* _Exercise description_
Locate each line with the string "this" in the listing below and copy it.

* _Given records_
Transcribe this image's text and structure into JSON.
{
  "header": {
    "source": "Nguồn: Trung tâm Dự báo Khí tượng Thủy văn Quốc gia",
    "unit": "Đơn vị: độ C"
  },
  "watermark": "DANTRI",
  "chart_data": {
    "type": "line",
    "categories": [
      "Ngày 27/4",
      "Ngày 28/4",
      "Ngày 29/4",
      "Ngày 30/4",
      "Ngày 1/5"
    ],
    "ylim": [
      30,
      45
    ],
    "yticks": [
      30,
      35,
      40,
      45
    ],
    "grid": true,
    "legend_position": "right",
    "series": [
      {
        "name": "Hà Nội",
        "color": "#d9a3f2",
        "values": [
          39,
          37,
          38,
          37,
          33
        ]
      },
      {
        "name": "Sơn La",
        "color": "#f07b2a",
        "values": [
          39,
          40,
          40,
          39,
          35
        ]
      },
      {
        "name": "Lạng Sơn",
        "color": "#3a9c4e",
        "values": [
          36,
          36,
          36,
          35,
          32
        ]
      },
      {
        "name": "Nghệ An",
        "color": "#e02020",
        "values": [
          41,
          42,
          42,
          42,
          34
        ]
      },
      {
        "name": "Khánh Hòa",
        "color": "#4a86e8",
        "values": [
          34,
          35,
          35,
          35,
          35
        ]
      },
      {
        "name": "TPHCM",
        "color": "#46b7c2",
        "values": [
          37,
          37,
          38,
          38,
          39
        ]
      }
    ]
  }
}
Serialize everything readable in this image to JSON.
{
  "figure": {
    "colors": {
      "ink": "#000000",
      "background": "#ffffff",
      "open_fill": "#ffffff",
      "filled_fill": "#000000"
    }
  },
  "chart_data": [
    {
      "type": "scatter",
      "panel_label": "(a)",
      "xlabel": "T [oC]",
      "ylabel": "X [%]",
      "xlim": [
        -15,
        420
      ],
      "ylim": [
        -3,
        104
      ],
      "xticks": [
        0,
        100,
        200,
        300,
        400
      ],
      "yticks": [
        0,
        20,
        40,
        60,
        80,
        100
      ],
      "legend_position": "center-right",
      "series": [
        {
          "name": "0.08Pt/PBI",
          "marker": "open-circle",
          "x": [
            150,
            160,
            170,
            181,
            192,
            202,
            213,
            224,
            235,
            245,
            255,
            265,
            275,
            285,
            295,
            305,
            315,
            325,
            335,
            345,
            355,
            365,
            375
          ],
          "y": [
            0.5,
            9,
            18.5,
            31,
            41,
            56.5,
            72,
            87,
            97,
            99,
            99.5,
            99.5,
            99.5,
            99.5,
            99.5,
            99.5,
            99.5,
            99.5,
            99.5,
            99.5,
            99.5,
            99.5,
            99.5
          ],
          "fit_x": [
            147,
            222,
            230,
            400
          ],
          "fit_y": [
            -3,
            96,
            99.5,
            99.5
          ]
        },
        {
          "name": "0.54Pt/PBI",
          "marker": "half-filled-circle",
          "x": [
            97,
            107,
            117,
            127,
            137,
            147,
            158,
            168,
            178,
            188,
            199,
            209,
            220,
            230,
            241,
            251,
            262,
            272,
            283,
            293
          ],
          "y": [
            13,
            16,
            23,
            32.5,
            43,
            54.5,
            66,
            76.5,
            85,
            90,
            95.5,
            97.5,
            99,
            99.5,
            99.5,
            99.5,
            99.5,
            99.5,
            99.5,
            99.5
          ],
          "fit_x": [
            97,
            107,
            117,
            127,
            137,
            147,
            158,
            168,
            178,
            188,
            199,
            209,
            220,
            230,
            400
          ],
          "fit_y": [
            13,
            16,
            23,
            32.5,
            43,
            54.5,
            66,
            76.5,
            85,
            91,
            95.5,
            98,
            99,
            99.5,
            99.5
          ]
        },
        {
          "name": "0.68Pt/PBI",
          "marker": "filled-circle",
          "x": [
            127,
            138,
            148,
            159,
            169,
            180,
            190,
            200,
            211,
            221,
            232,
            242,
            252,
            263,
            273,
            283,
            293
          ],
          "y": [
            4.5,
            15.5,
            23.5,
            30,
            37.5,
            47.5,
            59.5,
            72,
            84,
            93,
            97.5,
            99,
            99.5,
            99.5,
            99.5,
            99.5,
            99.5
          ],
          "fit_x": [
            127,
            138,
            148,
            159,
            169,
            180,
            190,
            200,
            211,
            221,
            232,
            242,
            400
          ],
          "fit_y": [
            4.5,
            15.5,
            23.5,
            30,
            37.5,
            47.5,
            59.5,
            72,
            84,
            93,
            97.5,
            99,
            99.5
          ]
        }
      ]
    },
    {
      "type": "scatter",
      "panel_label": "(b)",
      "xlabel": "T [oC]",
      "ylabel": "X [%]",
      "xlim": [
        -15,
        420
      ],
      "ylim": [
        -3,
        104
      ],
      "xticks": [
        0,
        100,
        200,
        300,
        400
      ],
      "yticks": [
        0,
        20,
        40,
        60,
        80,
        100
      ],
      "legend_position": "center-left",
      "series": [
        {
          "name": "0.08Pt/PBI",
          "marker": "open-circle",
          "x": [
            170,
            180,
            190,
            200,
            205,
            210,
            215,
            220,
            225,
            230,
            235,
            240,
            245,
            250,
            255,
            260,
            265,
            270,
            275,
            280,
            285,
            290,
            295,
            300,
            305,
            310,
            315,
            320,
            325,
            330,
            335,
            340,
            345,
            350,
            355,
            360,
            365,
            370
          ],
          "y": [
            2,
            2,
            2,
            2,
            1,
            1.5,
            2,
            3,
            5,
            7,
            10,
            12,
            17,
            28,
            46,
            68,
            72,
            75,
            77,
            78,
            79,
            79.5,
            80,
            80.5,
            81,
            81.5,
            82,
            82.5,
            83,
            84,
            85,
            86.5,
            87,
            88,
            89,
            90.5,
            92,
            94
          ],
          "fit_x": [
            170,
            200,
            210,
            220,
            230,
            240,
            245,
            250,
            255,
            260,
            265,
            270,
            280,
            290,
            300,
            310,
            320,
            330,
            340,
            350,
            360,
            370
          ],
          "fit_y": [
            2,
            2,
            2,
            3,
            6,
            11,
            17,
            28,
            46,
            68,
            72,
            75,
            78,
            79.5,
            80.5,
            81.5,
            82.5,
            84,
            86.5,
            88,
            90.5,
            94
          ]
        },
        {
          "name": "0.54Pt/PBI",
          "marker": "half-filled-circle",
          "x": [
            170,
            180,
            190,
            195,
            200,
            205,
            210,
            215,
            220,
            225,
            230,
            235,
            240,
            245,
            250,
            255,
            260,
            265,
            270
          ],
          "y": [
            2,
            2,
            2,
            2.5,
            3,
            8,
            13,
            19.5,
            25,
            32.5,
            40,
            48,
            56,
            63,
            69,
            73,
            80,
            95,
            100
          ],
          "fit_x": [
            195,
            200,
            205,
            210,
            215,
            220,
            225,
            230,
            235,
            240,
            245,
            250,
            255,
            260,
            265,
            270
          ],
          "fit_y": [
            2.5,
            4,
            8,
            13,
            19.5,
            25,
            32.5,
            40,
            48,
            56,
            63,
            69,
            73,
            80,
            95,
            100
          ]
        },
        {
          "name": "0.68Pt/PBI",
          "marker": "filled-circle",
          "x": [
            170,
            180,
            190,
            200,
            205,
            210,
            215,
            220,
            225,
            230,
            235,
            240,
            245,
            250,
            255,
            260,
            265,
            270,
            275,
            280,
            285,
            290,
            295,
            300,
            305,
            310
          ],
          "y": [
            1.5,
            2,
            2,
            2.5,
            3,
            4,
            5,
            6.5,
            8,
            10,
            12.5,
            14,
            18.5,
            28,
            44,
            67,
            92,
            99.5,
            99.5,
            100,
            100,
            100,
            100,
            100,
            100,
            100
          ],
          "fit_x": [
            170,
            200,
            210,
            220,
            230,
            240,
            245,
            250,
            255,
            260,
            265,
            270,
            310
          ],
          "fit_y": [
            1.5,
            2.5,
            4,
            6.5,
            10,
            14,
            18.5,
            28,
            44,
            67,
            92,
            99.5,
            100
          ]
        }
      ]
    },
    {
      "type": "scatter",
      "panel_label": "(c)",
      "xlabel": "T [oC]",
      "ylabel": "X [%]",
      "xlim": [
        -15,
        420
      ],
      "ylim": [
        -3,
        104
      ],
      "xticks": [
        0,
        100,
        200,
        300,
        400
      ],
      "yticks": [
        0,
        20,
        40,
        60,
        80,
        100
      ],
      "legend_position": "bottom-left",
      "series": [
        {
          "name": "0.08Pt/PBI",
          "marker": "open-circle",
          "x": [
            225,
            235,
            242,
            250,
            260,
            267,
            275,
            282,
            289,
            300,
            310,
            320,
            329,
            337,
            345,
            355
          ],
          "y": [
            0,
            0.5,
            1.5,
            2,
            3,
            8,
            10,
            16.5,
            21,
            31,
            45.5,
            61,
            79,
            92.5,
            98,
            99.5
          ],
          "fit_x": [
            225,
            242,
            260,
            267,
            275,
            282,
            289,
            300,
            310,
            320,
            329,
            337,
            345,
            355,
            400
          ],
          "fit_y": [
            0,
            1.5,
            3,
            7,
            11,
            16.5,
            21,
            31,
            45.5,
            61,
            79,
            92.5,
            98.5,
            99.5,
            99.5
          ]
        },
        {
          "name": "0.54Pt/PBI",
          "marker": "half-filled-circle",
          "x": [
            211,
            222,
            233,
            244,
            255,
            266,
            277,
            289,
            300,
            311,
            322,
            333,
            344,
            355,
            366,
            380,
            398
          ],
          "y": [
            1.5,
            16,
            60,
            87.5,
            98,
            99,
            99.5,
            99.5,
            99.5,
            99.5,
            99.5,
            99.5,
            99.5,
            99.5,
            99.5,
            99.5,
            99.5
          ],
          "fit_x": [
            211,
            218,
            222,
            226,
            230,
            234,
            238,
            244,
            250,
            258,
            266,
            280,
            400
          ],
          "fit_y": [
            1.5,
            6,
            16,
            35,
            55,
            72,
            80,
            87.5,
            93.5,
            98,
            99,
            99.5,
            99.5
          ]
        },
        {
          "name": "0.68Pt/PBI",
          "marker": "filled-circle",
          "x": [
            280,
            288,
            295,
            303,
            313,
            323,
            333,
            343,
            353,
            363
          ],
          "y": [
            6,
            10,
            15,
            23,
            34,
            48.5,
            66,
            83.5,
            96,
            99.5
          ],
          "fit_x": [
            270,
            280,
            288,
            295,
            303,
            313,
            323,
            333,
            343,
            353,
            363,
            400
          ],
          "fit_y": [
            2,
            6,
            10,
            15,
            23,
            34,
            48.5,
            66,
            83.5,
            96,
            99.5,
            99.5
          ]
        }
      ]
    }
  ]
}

* _Response to the task_
Transcribe this image's text and structure into JSON.
Serialize everything readable in this image to JSON.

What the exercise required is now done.